[begin Dataset]

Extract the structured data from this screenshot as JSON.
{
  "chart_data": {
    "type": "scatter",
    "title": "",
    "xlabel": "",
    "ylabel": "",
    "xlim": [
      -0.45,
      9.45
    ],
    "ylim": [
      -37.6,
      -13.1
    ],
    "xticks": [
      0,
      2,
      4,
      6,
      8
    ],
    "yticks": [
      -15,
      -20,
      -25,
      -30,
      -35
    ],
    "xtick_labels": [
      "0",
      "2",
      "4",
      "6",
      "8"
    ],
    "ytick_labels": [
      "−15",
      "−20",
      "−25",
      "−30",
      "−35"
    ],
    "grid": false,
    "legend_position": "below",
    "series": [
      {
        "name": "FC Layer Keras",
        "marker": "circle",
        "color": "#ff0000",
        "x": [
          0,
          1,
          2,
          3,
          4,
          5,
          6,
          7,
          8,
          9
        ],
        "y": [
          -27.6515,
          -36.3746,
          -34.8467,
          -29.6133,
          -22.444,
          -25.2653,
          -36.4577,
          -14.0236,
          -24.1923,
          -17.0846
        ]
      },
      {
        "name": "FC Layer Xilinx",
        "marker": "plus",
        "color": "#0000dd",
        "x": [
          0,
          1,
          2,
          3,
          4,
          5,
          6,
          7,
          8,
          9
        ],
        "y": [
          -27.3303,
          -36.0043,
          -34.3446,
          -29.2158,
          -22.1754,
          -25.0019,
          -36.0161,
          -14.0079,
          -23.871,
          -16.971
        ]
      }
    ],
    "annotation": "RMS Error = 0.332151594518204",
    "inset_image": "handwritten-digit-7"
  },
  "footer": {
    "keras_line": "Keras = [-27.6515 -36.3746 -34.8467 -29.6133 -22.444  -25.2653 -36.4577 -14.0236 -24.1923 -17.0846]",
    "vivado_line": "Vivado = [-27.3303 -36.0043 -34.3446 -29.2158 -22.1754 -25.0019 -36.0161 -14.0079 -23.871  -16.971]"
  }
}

[end Dataset]

■ **Written exercise**
All of the entries must be written out exactly as they stand.

■ **The completed task**
Extract the structured data from this screenshot as JSON.
{
  "chart_data": {
    "type": "scatter",
    "title": "",
    "xlabel": "",
    "ylabel": "",
    "xlim": [
      -0.45,
      9.45
    ],
    "ylim": [
      -37.6,
      -13.1
    ],
    "xticks": [
      0,
      2,
      4,
      6,
      8
    ],
    "yticks": [
      -15,
      -20,
      -25,
      -30,
      -35
    ],
    "xtick_labels": [
      "0",
      "2",
      "4",
      "6",
      "8"
    ],
    "ytick_labels": [
      "−15",
      "−20",
      "−25",
      "−30",
      "−35"
    ],
    "grid": false,
    "legend_position": "below",
    "series": [
      {
        "name": "FC Layer Keras",
        "marker": "circle",
        "color": "#ff0000",
        "x": [
          0,
          1,
          2,
          3,
          4,
          5,
          6,
          7,
          8,
          9
        ],
        "y": [
          -27.6515,
          -36.3746,
          -34.8467,
          -29.6133,
          -22.444,
          -25.2653,
          -36.4577,
          -14.0236,
          -24.1923,
          -17.0846
        ]
      },
      {
        "name": "FC Layer Xilinx",
        "marker": "plus",
        "color": "#0000dd",
        "x": [
          0,
          1,
          2,
          3,
          4,
          5,
          6,
          7,
          8,
          9
        ],
        "y": [
          -27.3303,
          -36.0043,
          -34.3446,
          -29.2158,
          -22.1754,
          -25.0019,
          -36.0161,
          -14.0079,
          -23.871,
          -16.971
        ]
      }
    ],
    "annotation": "RMS Error = 0.332151594518204",
    "inset_image": "handwritten-digit-7"
  },
  "footer": {
    "keras_line": "Keras = [-27.6515 -36.3746 -34.8467 -29.6133 -22.444  -25.2653 -36.4577 -14.0236 -24.1923 -17.0846]",
    "vivado_line": "Vivado = [-27.3303 -36.0043 -34.3446 -29.2158 -22.1754 -25.0019 -36.0161 -14.0079 -23.871  -16.971]"
  }
}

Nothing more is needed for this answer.